§ MATERIALS PROVIDED:
|---|
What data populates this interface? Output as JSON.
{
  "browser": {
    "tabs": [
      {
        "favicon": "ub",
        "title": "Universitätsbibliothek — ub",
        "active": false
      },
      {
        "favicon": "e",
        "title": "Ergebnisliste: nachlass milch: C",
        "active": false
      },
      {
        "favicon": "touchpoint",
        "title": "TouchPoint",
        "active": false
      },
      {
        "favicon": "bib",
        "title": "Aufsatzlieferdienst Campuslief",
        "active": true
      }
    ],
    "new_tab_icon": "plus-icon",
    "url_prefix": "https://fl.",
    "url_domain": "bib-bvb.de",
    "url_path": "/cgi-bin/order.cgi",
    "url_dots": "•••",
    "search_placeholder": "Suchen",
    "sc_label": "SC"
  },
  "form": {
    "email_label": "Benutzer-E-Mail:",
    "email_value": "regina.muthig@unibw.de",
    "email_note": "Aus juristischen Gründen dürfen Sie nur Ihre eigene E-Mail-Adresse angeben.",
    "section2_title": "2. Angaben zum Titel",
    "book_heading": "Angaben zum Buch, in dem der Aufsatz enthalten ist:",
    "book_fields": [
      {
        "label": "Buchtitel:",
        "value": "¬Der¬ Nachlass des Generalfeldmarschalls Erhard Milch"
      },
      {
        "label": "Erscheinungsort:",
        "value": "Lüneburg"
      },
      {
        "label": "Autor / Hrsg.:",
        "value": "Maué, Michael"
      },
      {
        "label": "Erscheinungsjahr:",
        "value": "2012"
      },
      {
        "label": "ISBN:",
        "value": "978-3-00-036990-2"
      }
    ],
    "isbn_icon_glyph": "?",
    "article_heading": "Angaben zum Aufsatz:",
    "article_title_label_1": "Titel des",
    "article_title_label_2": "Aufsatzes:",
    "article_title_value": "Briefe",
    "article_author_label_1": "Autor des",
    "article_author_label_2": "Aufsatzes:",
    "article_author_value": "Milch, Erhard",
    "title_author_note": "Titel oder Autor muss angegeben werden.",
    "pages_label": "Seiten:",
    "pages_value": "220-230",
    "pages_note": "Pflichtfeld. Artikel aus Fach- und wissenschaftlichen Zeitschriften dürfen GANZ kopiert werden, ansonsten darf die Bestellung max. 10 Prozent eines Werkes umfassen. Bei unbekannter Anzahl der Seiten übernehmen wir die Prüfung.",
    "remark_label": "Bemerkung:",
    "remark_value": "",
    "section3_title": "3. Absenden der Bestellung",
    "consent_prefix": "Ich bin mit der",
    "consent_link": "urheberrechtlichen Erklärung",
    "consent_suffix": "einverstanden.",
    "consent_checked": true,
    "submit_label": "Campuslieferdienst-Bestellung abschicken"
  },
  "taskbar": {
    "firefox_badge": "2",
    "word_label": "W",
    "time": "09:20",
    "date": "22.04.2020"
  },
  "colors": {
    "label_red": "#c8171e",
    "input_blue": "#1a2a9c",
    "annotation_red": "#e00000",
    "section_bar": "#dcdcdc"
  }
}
|---|
§ GOAL:
Every record above should be copied exactly.

§ IN RESPONSE:
What data populates this interface? Output as JSON.
{
  "browser": {
    "tabs": [
      {
        "favicon": "ub",
        "title": "Universitätsbibliothek — ub",
        "active": false
      },
      {
        "favicon": "e",
        "title": "Ergebnisliste: nachlass milch: C",
        "active": false
      },
      {
        "favicon": "touchpoint",
        "title": "TouchPoint",
        "active": false
      },
      {
        "favicon": "bib",
        "title": "Aufsatzlieferdienst Campuslief",
        "active": true
      }
    ],
    "new_tab_icon": "plus-icon",
    "url_prefix": "https://fl.",
    "url_domain": "bib-bvb.de",
    "url_path": "/cgi-bin/order.cgi",
    "url_dots": "•••",
    "search_placeholder": "Suchen",
    "sc_label": "SC"
  },
  "form": {
    "email_label": "Benutzer-E-Mail:",
    "email_value": "regina.muthig@unibw.de",
    "email_note": "Aus juristischen Gründen dürfen Sie nur Ihre eigene E-Mail-Adresse angeben.",
    "section2_title": "2. Angaben zum Titel",
    "book_heading": "Angaben zum Buch, in dem der Aufsatz enthalten ist:",
    "book_fields": [
      {
        "label": "Buchtitel:",
        "value": "¬Der¬ Nachlass des Generalfeldmarschalls Erhard Milch"
      },
      {
        "label": "Erscheinungsort:",
        "value": "Lüneburg"
      },
      {
        "label": "Autor / Hrsg.:",
        "value": "Maué, Michael"
      },
      {
        "label": "Erscheinungsjahr:",
        "value": "2012"
      },
      {
        "label": "ISBN:",
        "value": "978-3-00-036990-2"
      }
    ],
    "isbn_icon_glyph": "?",
    "article_heading": "Angaben zum Aufsatz:",
    "article_title_label_1": "Titel des",
    "article_title_label_2": "Aufsatzes:",
    "article_title_value": "Briefe",
    "article_author_label_1": "Autor des",
    "article_author_label_2": "Aufsatzes:",
    "article_author_value": "Milch, Erhard",
    "title_author_note": "Titel oder Autor muss angegeben werden.",
    "pages_label": "Seiten:",
    "pages_value": "220-230",
    "pages_note": "Pflichtfeld. Artikel aus Fach- und wissenschaftlichen Zeitschriften dürfen GANZ kopiert werden, ansonsten darf die Bestellung max. 10 Prozent eines Werkes umfassen. Bei unbekannter Anzahl der Seiten übernehmen wir die Prüfung.",
    "remark_label": "Bemerkung:",
    "remark_value": "",
    "section3_title": "3. Absenden der Bestellung",
    "consent_prefix": "Ich bin mit der",
    "consent_link": "urheberrechtlichen Erklärung",
    "consent_suffix": "einverstanden.",
    "consent_checked": true,
    "submit_label": "Campuslieferdienst-Bestellung abschicken"
  },
  "taskbar": {
    "firefox_badge": "2",
    "word_label": "W",
    "time": "09:20",
    "date": "22.04.2020"
  },
  "colors": {
    "label_red": "#c8171e",
    "input_blue": "#1a2a9c",
    "annotation_red": "#e00000",
    "section_bar": "#dcdcdc"
  }
}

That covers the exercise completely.